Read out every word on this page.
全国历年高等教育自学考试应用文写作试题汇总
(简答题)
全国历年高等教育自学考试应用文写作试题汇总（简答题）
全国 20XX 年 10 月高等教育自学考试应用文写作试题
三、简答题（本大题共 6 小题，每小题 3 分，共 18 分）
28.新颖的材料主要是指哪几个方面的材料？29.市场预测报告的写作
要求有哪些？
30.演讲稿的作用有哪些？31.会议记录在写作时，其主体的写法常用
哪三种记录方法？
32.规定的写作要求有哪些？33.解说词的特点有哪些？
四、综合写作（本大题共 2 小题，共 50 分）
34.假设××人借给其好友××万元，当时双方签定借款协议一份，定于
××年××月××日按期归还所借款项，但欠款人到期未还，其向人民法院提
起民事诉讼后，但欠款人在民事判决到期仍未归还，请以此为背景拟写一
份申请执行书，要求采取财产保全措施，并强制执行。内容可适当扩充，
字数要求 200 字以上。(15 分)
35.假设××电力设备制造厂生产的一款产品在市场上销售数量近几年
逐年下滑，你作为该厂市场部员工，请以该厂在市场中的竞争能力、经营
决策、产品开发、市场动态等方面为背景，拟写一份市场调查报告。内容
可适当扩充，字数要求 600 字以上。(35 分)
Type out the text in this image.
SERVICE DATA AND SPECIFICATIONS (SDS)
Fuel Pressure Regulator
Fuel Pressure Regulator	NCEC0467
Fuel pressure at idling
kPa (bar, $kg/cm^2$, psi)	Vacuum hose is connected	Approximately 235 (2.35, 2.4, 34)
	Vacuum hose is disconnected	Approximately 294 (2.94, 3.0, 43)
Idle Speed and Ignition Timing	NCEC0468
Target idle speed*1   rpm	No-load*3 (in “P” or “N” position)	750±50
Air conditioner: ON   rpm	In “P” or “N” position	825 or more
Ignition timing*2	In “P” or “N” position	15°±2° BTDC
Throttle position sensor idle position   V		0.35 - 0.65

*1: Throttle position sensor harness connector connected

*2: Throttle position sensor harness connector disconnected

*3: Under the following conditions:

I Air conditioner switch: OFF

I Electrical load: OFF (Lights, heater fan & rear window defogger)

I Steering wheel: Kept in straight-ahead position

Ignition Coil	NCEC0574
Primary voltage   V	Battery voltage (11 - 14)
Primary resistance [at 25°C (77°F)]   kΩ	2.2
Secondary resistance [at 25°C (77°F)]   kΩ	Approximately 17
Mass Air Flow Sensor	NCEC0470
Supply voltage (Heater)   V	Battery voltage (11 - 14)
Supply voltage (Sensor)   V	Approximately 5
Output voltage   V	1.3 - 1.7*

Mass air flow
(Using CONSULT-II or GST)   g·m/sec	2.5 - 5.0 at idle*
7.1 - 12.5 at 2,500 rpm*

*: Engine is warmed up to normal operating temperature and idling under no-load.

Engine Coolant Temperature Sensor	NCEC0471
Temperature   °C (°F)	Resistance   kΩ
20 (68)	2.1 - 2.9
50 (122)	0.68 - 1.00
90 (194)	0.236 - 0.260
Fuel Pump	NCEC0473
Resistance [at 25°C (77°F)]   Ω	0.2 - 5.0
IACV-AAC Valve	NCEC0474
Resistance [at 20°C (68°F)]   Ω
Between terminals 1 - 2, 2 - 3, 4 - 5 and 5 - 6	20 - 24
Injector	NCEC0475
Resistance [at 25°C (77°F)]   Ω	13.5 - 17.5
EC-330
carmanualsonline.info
==
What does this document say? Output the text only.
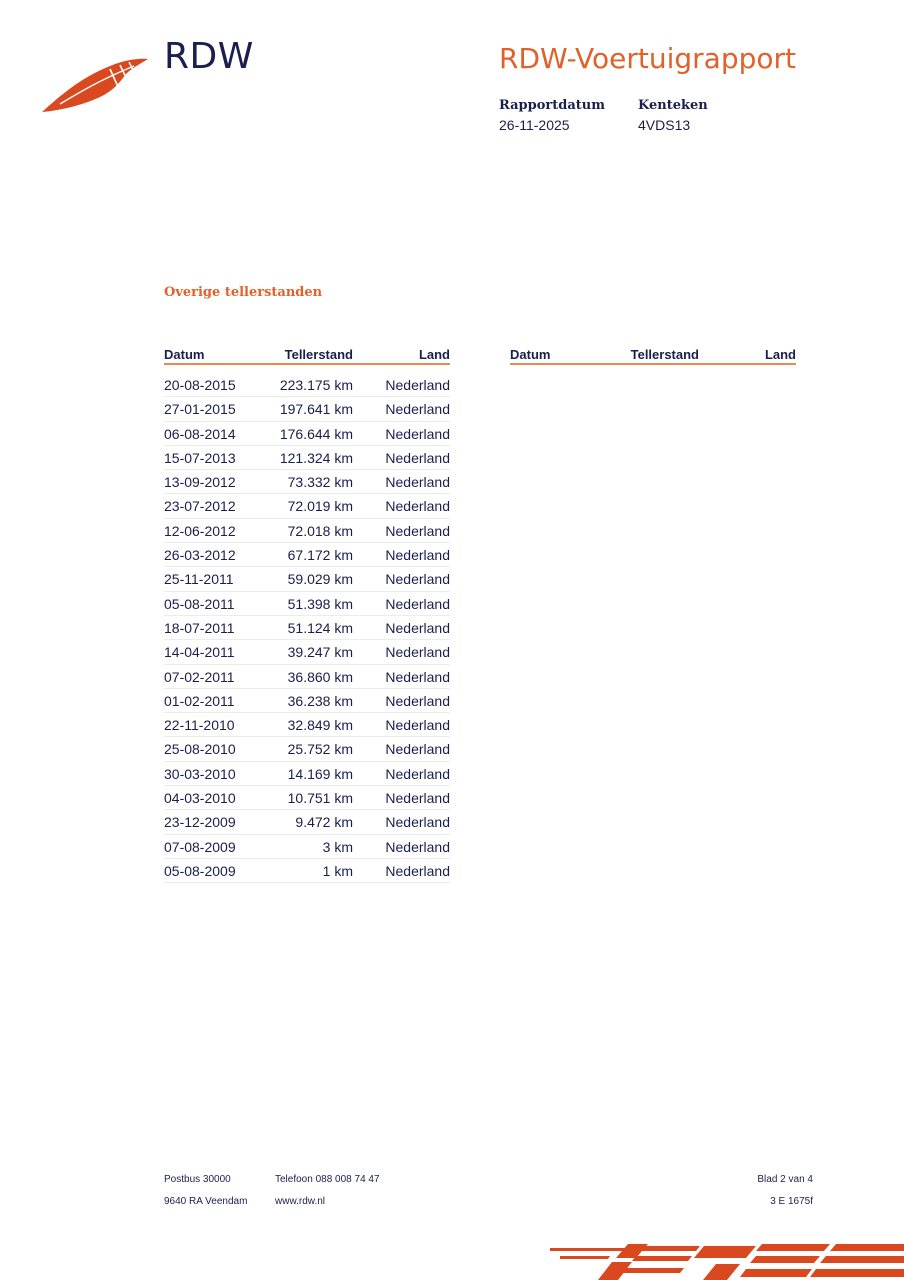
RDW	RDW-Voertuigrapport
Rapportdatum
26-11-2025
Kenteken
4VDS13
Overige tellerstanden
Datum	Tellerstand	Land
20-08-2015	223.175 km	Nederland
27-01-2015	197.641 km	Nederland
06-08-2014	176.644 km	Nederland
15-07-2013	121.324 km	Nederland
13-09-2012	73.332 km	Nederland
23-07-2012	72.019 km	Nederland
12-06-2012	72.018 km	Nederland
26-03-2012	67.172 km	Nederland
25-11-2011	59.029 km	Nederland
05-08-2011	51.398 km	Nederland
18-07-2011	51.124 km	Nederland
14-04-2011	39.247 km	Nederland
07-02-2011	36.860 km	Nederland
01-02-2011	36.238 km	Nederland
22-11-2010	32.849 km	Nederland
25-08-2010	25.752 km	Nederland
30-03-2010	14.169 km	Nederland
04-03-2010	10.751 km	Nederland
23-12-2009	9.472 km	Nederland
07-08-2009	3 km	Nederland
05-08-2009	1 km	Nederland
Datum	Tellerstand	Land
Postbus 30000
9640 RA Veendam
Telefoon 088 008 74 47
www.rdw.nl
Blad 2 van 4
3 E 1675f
...
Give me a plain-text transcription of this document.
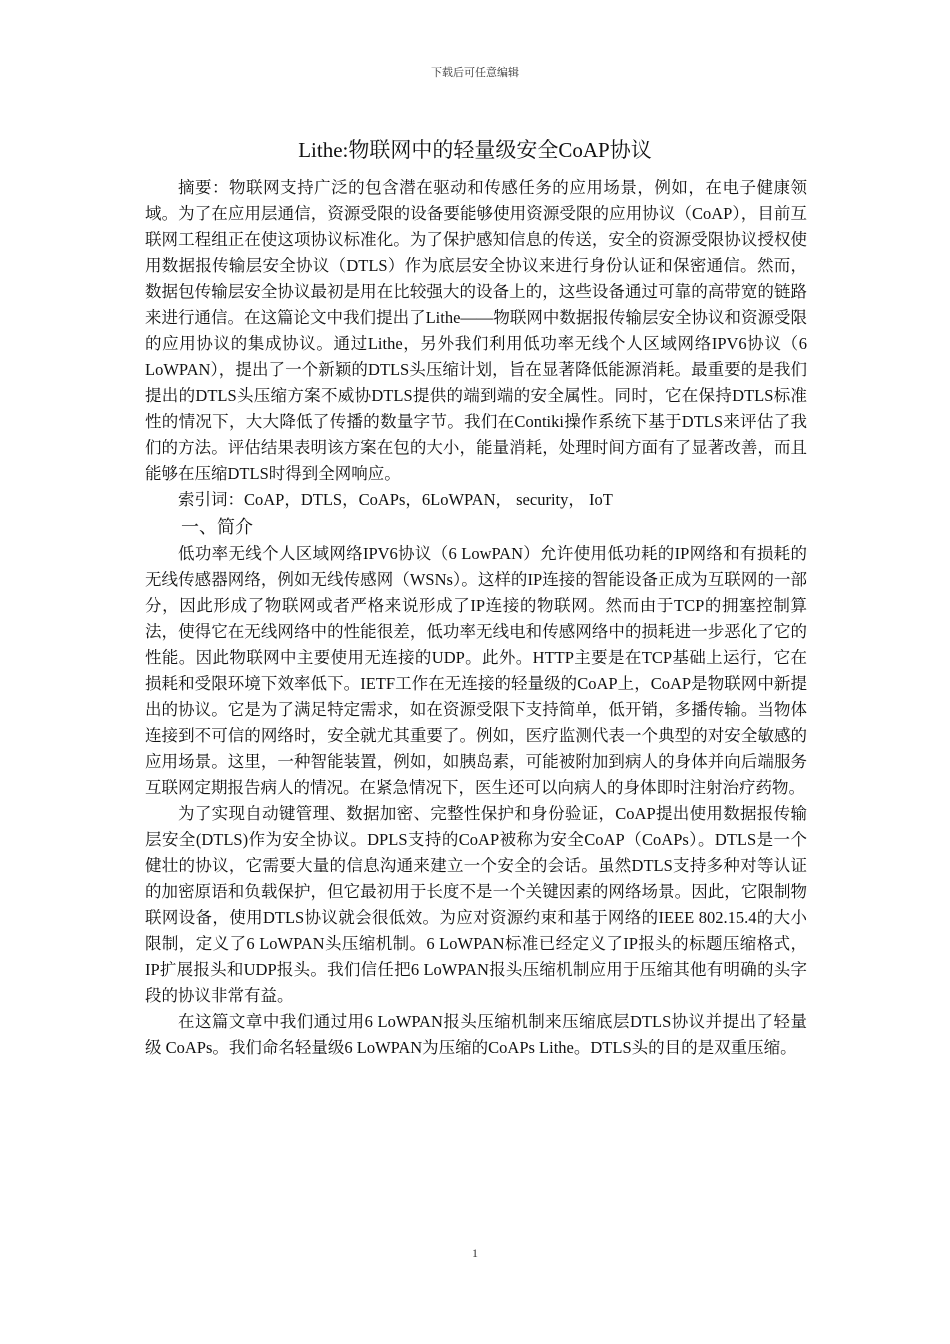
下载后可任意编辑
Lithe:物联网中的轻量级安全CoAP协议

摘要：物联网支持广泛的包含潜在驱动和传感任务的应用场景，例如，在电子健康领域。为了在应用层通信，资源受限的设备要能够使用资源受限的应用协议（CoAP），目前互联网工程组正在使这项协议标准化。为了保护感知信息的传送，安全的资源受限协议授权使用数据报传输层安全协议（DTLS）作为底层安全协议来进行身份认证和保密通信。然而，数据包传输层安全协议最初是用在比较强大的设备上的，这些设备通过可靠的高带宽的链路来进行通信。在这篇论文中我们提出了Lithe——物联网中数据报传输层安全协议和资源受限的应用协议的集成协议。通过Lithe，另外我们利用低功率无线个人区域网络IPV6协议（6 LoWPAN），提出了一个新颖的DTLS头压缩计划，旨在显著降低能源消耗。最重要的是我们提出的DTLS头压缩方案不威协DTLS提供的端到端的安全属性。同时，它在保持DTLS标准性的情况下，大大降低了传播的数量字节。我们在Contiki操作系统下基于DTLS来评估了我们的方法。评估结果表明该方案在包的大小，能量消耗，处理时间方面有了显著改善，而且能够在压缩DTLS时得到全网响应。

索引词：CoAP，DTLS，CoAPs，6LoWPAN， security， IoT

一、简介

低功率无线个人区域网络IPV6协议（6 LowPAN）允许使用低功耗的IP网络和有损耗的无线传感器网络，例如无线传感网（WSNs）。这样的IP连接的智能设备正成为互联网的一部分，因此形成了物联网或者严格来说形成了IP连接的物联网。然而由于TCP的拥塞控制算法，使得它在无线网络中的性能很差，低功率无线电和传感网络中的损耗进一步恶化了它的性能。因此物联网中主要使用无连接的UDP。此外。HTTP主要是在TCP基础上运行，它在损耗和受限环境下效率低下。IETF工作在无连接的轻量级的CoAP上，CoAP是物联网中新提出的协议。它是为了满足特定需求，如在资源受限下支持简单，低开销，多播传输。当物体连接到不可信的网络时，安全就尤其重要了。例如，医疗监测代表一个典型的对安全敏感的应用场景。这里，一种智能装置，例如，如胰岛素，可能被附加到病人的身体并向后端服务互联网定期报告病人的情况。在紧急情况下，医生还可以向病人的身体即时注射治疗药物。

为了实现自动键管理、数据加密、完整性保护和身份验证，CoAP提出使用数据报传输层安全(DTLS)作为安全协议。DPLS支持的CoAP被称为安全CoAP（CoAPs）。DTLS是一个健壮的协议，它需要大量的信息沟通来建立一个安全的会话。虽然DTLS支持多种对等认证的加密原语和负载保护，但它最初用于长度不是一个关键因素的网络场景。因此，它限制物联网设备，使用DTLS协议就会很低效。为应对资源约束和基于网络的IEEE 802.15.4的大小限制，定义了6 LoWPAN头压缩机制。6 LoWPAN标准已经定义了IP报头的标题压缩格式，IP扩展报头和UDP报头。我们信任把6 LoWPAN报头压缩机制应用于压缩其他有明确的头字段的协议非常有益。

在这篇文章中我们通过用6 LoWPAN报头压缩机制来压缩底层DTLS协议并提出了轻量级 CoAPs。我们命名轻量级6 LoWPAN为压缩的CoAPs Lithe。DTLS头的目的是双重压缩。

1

What is expected:
Pick out each line above that includes "position" and show it.

The response:
Target idle speed*1   rpm	No-load*3 (in “P” or “N” position)	750±50
Air conditioner: ON   rpm	In “P” or “N” position	825 or more
Ignition timing*2	In “P” or “N” position	15°±2° BTDC
Throttle position sensor idle position   V		0.35 - 0.65
*1: Throttle position sensor harness connector connected
*2: Throttle position sensor harness connector disconnected
I Steering wheel: Kept in straight-ahead position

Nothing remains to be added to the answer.